▶ [Written task] Copy, from the entries below, each line in which the string "selected" appears.

Dataset items:
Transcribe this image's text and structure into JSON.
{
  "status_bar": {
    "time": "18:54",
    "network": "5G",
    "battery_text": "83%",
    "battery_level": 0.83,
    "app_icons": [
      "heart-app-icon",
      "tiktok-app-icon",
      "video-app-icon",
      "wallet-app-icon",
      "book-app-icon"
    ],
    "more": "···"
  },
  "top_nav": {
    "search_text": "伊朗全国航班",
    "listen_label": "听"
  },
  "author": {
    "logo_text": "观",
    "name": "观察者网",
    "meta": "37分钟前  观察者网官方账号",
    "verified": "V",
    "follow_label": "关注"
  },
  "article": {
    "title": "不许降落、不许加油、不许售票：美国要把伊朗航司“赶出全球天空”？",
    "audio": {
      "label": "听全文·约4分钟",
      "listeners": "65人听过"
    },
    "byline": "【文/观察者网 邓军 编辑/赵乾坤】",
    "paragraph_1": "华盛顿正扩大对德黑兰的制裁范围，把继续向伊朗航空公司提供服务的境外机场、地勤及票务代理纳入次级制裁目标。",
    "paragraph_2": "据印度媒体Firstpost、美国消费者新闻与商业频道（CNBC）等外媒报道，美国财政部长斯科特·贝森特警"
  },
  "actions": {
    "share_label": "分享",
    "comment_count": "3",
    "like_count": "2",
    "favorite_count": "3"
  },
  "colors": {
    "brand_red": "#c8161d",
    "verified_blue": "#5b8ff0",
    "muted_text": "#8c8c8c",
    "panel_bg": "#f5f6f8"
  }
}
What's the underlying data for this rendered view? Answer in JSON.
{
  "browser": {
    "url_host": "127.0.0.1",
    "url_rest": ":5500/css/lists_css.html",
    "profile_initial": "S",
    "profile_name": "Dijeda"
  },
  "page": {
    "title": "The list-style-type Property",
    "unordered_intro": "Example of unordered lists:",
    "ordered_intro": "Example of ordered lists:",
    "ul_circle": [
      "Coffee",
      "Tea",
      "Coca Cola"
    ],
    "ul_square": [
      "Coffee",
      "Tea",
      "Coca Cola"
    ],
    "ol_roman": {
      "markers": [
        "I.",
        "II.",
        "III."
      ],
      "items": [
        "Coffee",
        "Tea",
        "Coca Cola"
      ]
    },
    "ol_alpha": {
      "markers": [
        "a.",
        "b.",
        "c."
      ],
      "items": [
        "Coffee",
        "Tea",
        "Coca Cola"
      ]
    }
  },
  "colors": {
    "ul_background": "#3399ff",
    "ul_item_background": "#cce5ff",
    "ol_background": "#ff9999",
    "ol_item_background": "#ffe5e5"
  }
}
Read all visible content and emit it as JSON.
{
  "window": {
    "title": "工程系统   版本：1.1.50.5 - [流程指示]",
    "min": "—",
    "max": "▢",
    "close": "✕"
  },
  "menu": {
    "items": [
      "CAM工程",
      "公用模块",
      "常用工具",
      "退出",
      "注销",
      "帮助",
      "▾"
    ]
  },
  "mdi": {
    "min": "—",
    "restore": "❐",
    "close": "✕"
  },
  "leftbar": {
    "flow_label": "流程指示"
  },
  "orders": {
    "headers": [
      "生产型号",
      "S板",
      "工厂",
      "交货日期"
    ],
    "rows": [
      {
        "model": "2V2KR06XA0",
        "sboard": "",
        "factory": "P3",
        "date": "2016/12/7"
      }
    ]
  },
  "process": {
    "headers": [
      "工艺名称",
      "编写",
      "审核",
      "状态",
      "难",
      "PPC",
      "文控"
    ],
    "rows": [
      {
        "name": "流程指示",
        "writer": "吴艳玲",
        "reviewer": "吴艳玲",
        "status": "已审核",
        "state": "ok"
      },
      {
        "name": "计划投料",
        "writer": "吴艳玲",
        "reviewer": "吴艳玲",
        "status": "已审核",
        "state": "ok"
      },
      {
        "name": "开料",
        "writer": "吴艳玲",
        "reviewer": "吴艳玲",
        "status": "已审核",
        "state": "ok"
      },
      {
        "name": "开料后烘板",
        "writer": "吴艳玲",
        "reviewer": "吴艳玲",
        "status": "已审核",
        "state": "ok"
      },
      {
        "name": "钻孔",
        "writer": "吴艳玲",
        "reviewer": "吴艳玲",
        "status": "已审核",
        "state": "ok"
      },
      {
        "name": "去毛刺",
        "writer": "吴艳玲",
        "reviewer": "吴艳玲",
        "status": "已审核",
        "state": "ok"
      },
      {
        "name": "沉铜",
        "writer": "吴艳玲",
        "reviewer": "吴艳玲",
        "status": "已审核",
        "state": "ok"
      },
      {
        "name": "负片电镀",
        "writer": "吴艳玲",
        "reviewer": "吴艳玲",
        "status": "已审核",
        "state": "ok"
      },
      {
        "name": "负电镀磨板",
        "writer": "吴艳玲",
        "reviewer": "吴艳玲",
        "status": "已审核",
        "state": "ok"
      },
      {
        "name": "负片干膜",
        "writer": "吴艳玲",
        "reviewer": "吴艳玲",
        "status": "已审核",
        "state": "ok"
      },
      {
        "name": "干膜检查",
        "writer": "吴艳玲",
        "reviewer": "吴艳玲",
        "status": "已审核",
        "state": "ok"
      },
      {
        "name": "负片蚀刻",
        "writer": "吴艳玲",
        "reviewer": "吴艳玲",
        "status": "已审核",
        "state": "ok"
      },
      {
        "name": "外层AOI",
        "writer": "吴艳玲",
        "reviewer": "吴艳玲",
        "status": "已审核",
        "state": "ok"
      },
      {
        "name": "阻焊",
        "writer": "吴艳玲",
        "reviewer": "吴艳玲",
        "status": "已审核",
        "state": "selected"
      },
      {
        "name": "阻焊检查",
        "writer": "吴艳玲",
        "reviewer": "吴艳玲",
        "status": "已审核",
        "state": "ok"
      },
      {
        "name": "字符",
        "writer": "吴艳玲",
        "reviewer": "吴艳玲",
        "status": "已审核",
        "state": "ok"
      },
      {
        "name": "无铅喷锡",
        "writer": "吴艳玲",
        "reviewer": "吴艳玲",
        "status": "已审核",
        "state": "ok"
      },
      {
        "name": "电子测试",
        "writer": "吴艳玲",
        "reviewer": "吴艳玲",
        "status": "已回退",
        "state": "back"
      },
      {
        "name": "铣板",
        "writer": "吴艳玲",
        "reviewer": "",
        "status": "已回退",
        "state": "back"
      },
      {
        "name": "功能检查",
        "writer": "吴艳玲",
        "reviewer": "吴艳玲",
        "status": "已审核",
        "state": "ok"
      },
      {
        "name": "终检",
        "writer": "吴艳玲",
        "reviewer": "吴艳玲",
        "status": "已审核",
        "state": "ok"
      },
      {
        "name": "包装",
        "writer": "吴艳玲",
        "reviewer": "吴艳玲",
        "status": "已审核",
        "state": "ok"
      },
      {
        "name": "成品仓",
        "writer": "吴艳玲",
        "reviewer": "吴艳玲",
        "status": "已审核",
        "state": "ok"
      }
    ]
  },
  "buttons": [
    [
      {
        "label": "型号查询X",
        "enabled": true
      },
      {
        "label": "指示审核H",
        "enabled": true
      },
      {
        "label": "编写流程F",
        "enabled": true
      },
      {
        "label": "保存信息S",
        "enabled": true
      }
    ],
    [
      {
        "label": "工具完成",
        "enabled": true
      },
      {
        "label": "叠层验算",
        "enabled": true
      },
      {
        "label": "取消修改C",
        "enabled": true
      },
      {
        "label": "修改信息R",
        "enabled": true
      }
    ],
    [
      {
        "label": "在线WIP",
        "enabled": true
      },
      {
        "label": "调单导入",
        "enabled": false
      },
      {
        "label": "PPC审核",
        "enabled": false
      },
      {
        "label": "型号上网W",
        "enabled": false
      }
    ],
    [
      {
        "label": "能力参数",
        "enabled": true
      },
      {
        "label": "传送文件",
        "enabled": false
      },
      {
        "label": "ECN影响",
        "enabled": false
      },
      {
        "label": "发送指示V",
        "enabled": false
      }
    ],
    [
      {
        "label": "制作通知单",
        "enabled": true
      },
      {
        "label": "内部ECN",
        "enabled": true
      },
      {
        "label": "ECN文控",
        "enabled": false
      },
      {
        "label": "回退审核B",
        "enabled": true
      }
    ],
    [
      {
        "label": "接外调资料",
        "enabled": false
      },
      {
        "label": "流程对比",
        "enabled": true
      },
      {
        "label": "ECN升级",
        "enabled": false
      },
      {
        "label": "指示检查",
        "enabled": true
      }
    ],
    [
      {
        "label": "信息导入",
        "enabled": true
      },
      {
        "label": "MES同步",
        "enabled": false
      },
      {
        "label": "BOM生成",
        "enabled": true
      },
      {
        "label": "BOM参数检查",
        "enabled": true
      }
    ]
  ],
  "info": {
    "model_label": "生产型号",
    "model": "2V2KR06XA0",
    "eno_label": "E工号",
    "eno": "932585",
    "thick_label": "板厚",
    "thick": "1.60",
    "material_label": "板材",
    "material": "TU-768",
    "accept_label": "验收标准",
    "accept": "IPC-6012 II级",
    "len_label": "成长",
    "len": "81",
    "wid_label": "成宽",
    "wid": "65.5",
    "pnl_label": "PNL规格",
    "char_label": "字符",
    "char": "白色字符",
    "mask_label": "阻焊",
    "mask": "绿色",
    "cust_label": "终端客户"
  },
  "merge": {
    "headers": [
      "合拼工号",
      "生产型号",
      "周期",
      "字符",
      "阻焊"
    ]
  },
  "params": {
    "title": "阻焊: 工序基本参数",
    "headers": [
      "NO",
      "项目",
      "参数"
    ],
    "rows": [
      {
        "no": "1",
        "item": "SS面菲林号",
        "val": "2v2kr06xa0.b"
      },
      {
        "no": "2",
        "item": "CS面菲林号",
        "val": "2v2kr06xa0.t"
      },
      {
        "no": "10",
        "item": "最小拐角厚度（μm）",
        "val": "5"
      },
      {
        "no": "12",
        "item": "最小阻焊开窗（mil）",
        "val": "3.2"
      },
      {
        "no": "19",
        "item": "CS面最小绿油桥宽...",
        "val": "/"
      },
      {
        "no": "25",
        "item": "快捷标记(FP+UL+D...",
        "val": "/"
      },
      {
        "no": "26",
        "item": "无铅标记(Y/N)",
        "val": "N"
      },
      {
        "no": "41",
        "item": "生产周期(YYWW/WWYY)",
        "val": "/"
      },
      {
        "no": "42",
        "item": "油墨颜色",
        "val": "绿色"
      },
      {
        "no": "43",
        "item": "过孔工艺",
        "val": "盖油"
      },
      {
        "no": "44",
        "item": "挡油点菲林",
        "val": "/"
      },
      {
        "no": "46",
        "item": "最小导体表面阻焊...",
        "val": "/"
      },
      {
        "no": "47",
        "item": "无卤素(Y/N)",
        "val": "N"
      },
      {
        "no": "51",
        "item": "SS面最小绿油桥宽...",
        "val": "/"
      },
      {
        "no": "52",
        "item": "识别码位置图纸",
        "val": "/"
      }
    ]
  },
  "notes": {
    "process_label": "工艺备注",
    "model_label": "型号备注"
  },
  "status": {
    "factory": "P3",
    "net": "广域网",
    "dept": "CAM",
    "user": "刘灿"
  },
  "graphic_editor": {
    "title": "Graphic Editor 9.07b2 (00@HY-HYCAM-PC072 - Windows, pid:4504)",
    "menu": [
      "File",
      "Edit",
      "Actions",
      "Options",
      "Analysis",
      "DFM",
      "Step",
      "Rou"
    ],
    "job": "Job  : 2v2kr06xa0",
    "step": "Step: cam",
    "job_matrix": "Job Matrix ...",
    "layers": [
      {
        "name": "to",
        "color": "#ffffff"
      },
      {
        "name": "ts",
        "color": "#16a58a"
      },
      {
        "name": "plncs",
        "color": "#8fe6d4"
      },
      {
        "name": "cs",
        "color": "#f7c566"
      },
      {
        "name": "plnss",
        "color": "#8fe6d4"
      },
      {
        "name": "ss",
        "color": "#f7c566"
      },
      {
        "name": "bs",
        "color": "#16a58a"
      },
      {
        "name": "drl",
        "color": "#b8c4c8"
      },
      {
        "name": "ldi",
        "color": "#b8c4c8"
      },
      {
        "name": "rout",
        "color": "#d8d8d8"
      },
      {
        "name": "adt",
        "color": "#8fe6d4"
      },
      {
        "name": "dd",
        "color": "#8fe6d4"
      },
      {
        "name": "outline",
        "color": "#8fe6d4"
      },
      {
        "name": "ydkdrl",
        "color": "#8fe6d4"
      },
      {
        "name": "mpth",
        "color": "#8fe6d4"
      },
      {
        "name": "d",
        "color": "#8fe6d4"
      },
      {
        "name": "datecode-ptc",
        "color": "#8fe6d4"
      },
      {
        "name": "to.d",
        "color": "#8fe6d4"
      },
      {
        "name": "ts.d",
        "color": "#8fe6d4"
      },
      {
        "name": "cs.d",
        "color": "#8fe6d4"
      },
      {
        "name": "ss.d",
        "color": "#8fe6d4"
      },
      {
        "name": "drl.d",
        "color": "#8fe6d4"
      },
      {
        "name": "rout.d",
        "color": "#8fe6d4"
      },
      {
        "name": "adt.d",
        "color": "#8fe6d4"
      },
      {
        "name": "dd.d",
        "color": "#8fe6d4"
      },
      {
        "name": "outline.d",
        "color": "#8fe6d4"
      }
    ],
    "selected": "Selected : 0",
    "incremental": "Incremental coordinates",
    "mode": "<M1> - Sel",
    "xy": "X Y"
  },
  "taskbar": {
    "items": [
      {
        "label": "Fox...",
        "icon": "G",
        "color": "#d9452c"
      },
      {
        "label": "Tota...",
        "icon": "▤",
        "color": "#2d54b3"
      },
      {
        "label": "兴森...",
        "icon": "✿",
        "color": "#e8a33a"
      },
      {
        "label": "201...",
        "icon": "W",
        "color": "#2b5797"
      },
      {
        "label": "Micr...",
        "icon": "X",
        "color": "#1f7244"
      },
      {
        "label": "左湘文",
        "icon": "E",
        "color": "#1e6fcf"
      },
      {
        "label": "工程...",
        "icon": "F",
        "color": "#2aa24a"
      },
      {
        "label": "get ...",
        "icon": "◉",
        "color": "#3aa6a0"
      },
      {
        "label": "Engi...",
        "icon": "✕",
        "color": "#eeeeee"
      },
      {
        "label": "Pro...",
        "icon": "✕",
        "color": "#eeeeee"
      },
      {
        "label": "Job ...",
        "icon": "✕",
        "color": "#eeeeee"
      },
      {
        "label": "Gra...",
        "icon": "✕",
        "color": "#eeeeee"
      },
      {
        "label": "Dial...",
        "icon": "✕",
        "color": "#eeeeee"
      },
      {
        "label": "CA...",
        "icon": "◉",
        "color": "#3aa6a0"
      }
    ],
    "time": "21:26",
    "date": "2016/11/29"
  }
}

▶ [Correct result]
        "state": "selected"
    "selected": "Selected : 0",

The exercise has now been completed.